**PROBLEM STATEMENT:**
Please report every line from the material that contains the word "only".

### EXCERPTED RECORDS ###

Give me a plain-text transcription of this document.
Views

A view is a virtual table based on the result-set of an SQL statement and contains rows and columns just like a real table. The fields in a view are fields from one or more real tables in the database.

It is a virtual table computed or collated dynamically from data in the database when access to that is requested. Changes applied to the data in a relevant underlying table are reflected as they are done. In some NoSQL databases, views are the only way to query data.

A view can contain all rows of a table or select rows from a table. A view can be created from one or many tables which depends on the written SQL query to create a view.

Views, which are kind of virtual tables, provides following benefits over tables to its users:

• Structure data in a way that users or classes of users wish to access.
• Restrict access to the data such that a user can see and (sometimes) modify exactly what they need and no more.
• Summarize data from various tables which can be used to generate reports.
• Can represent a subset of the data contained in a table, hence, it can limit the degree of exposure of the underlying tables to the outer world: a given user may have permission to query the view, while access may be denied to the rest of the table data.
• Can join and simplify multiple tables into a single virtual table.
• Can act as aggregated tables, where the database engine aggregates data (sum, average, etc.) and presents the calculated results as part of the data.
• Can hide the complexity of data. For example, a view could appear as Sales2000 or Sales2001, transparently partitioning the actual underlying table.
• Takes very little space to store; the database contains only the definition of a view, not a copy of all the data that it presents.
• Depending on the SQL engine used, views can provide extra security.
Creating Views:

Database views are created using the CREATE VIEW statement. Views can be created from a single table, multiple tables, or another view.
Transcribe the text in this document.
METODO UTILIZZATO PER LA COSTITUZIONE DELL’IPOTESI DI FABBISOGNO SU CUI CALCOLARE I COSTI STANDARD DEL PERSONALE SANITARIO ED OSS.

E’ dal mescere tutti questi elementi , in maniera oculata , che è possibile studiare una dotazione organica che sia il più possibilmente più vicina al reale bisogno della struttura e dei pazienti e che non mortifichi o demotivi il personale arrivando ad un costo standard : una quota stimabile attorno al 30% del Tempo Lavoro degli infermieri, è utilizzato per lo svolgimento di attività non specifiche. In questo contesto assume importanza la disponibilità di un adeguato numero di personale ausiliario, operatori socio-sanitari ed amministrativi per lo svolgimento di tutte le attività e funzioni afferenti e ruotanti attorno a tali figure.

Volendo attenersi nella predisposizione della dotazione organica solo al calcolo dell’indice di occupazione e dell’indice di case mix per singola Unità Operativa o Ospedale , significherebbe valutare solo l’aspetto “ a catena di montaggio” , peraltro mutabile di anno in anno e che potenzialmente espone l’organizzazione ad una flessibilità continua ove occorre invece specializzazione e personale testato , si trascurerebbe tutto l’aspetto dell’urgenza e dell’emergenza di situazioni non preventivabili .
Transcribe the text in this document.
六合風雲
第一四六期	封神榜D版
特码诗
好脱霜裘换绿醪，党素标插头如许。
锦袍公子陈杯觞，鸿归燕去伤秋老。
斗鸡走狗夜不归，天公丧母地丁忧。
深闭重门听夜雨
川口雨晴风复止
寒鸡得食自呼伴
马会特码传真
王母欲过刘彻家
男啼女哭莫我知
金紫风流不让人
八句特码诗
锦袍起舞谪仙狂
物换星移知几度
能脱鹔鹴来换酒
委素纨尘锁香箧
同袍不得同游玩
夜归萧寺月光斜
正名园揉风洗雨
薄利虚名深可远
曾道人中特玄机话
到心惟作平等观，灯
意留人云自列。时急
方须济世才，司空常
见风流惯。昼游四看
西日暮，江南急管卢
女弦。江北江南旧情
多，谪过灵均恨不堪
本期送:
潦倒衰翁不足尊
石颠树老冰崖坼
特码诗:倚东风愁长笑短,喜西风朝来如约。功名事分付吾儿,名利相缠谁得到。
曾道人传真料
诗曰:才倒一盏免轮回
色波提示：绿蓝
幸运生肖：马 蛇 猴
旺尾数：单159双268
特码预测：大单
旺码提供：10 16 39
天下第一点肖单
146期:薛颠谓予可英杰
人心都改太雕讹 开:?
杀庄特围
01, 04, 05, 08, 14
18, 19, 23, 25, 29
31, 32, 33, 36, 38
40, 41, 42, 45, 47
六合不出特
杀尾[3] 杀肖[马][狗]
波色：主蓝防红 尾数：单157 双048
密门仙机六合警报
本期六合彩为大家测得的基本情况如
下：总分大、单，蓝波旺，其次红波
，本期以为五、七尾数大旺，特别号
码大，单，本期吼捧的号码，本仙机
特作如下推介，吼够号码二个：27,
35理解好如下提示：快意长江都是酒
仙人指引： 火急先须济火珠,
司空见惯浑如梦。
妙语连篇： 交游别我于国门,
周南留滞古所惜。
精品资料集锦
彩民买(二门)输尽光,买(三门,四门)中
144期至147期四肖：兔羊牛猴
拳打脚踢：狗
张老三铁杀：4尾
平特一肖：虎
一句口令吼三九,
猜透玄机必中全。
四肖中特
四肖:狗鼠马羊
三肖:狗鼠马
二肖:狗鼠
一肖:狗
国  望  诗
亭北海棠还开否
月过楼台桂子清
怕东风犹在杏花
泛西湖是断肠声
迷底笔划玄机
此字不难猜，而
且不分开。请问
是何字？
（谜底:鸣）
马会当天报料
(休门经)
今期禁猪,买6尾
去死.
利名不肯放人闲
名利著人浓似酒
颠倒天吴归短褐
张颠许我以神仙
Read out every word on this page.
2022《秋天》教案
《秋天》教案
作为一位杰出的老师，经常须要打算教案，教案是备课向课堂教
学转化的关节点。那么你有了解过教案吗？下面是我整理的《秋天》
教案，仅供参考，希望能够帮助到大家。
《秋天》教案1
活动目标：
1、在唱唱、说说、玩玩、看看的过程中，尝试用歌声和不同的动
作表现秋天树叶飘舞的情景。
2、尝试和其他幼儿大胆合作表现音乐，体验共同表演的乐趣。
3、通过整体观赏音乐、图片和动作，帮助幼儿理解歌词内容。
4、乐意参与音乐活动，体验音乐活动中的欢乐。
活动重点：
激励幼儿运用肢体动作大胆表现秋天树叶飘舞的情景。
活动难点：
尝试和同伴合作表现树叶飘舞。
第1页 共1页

###

**RESULT:**
It is a virtual table computed or collated dynamically from data in the database when access to that is requested. Changes applied to the data in a relevant underlying table are reflected as they are done. In some NoSQL databases, views are the only way to query data.
• Takes very little space to store; the database contains only the definition of a view, not a copy of all the data that it presents.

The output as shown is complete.